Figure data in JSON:
-.-.-
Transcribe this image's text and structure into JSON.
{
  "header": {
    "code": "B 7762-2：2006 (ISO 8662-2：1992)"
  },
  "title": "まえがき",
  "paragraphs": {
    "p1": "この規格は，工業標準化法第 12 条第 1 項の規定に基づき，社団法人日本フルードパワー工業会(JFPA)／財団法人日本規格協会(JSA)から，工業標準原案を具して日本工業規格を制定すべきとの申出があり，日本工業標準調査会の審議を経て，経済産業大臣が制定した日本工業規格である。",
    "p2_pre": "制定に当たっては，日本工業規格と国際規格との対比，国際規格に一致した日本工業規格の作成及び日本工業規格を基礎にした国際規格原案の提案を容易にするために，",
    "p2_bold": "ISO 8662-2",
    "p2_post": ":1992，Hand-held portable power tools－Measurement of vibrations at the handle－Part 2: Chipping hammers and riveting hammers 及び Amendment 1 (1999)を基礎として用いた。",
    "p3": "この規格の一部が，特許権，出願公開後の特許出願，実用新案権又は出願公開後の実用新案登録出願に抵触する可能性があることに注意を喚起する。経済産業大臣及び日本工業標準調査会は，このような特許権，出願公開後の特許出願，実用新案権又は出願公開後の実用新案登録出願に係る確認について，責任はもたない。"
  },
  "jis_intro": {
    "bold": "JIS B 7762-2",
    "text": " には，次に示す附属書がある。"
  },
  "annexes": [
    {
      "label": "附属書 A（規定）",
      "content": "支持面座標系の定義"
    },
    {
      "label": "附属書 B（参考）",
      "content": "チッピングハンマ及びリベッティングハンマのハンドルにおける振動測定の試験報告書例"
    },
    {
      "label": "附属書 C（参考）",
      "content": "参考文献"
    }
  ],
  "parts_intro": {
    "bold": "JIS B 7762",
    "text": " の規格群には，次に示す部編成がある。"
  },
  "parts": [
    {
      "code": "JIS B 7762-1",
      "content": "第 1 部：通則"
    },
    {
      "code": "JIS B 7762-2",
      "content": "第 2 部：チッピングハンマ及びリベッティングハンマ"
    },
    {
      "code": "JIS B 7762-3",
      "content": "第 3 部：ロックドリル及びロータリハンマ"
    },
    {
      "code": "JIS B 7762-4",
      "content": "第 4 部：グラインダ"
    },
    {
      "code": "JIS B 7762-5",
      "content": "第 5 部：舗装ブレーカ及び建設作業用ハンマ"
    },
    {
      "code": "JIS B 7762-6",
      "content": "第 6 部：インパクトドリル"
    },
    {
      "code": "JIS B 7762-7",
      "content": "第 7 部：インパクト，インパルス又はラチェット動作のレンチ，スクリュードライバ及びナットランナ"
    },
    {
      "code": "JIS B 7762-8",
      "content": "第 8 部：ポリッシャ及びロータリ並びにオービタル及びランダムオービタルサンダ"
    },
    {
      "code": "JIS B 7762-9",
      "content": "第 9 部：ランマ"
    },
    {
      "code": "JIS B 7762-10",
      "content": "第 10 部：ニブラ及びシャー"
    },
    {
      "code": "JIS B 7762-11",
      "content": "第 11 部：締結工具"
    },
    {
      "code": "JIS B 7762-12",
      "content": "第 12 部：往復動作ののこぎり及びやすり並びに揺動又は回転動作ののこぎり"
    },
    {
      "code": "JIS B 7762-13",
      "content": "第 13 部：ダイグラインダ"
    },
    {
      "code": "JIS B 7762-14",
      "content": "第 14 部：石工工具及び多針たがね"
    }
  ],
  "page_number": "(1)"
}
-.-.-
- Exercise description -
Give back all the records exactly as they stand.

- Finished answer -
Transcribe this image's text and structure into JSON.
{
  "header": {
    "code": "B 7762-2：2006 (ISO 8662-2：1992)"
  },
  "title": "まえがき",
  "paragraphs": {
    "p1": "この規格は，工業標準化法第 12 条第 1 項の規定に基づき，社団法人日本フルードパワー工業会(JFPA)／財団法人日本規格協会(JSA)から，工業標準原案を具して日本工業規格を制定すべきとの申出があり，日本工業標準調査会の審議を経て，経済産業大臣が制定した日本工業規格である。",
    "p2_pre": "制定に当たっては，日本工業規格と国際規格との対比，国際規格に一致した日本工業規格の作成及び日本工業規格を基礎にした国際規格原案の提案を容易にするために，",
    "p2_bold": "ISO 8662-2",
    "p2_post": ":1992，Hand-held portable power tools－Measurement of vibrations at the handle－Part 2: Chipping hammers and riveting hammers 及び Amendment 1 (1999)を基礎として用いた。",
    "p3": "この規格の一部が，特許権，出願公開後の特許出願，実用新案権又は出願公開後の実用新案登録出願に抵触する可能性があることに注意を喚起する。経済産業大臣及び日本工業標準調査会は，このような特許権，出願公開後の特許出願，実用新案権又は出願公開後の実用新案登録出願に係る確認について，責任はもたない。"
  },
  "jis_intro": {
    "bold": "JIS B 7762-2",
    "text": " には，次に示す附属書がある。"
  },
  "annexes": [
    {
      "label": "附属書 A（規定）",
      "content": "支持面座標系の定義"
    },
    {
      "label": "附属書 B（参考）",
      "content": "チッピングハンマ及びリベッティングハンマのハンドルにおける振動測定の試験報告書例"
    },
    {
      "label": "附属書 C（参考）",
      "content": "参考文献"
    }
  ],
  "parts_intro": {
    "bold": "JIS B 7762",
    "text": " の規格群には，次に示す部編成がある。"
  },
  "parts": [
    {
      "code": "JIS B 7762-1",
      "content": "第 1 部：通則"
    },
    {
      "code": "JIS B 7762-2",
      "content": "第 2 部：チッピングハンマ及びリベッティングハンマ"
    },
    {
      "code": "JIS B 7762-3",
      "content": "第 3 部：ロックドリル及びロータリハンマ"
    },
    {
      "code": "JIS B 7762-4",
      "content": "第 4 部：グラインダ"
    },
    {
      "code": "JIS B 7762-5",
      "content": "第 5 部：舗装ブレーカ及び建設作業用ハンマ"
    },
    {
      "code": "JIS B 7762-6",
      "content": "第 6 部：インパクトドリル"
    },
    {
      "code": "JIS B 7762-7",
      "content": "第 7 部：インパクト，インパルス又はラチェット動作のレンチ，スクリュードライバ及びナットランナ"
    },
    {
      "code": "JIS B 7762-8",
      "content": "第 8 部：ポリッシャ及びロータリ並びにオービタル及びランダムオービタルサンダ"
    },
    {
      "code": "JIS B 7762-9",
      "content": "第 9 部：ランマ"
    },
    {
      "code": "JIS B 7762-10",
      "content": "第 10 部：ニブラ及びシャー"
    },
    {
      "code": "JIS B 7762-11",
      "content": "第 11 部：締結工具"
    },
    {
      "code": "JIS B 7762-12",
      "content": "第 12 部：往復動作ののこぎり及びやすり並びに揺動又は回転動作ののこぎり"
    },
    {
      "code": "JIS B 7762-13",
      "content": "第 13 部：ダイグラインダ"
    },
    {
      "code": "JIS B 7762-14",
      "content": "第 14 部：石工工具及び多針たがね"
    }
  ],
  "page_number": "(1)"
}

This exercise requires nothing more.